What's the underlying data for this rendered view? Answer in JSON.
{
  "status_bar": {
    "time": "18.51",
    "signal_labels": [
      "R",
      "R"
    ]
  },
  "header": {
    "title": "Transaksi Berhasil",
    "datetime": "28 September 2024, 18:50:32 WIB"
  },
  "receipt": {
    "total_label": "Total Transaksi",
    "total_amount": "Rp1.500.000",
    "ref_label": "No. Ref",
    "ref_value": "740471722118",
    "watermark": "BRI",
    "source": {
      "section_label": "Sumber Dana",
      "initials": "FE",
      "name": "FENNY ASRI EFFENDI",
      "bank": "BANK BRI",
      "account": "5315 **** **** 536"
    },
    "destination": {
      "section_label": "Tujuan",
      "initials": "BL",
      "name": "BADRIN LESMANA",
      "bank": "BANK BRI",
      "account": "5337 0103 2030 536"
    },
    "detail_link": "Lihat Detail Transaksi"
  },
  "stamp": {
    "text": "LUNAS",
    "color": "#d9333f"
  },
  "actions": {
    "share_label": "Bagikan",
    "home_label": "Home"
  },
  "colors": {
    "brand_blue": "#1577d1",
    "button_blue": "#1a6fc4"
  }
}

☆ ☆ ☆

In the entries above, find each line with the word "account" and copy it.

#### Exercise answer
      "account": "5315 **** **** 536"
      "account": "5337 0103 2030 536"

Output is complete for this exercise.